EXERCISE GOAL: From the listing below, select every line where the word "EARLY" appears.

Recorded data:
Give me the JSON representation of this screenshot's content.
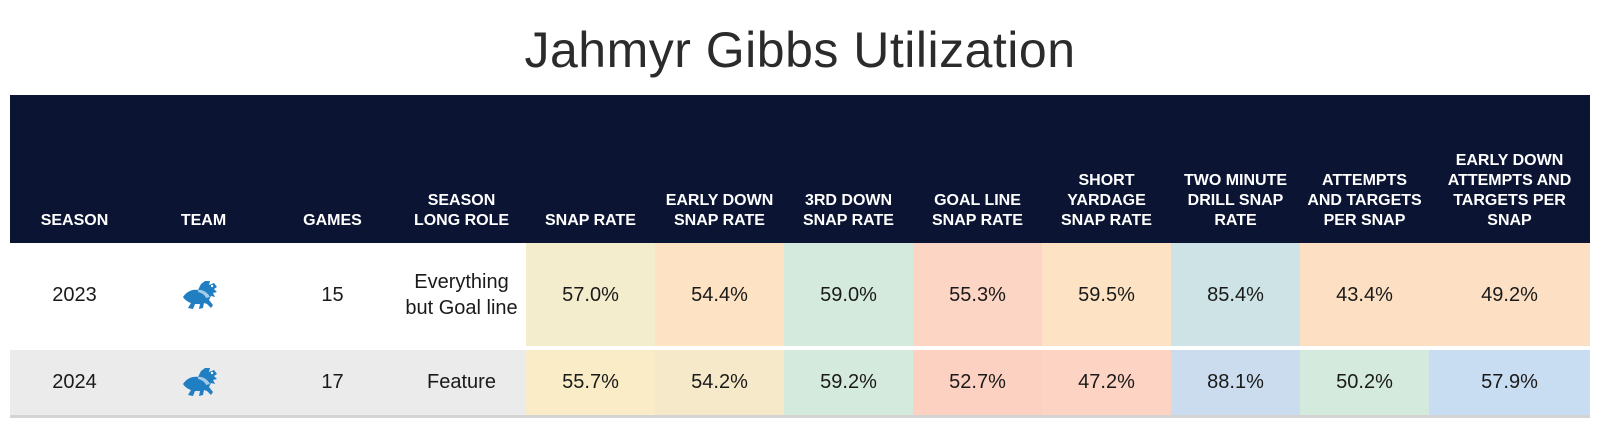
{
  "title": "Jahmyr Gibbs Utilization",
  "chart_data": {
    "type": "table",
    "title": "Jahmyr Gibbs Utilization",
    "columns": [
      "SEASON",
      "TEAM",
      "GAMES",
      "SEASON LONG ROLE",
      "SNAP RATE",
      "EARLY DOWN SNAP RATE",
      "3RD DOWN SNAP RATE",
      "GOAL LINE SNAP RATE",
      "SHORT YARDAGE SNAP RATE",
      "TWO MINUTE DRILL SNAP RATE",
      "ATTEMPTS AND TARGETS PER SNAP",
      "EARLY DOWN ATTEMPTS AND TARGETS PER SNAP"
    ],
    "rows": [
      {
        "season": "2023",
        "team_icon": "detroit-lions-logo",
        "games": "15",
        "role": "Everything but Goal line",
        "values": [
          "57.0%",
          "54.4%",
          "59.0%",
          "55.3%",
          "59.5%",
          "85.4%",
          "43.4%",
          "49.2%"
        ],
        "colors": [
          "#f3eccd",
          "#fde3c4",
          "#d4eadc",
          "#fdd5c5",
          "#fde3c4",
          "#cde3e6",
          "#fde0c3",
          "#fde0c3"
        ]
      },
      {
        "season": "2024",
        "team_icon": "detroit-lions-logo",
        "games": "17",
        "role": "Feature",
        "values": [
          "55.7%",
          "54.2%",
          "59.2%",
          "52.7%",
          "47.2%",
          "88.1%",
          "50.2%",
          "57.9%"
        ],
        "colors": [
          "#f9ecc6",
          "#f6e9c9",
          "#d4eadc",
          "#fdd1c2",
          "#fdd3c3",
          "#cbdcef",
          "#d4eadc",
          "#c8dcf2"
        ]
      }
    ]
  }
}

* * *

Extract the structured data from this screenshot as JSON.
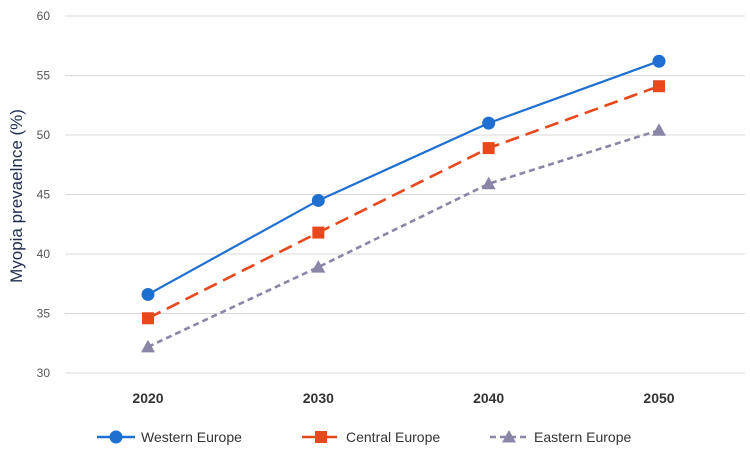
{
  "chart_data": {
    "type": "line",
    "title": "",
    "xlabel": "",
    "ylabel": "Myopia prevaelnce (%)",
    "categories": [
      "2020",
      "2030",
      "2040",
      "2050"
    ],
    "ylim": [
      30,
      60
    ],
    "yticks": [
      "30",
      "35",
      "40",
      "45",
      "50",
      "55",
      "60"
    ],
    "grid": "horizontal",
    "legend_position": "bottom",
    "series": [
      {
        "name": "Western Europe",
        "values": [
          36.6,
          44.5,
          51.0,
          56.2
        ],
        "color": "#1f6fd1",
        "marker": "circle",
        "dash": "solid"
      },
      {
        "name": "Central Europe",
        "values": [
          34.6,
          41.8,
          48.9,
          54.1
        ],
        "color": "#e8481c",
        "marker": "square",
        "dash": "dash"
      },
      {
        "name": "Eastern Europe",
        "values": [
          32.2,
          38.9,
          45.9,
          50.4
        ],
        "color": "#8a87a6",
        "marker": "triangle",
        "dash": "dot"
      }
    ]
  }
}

COMPLETE ANSWER:
      "EARLY DOWN SNAP RATE",
      "EARLY DOWN ATTEMPTS AND TARGETS PER SNAP"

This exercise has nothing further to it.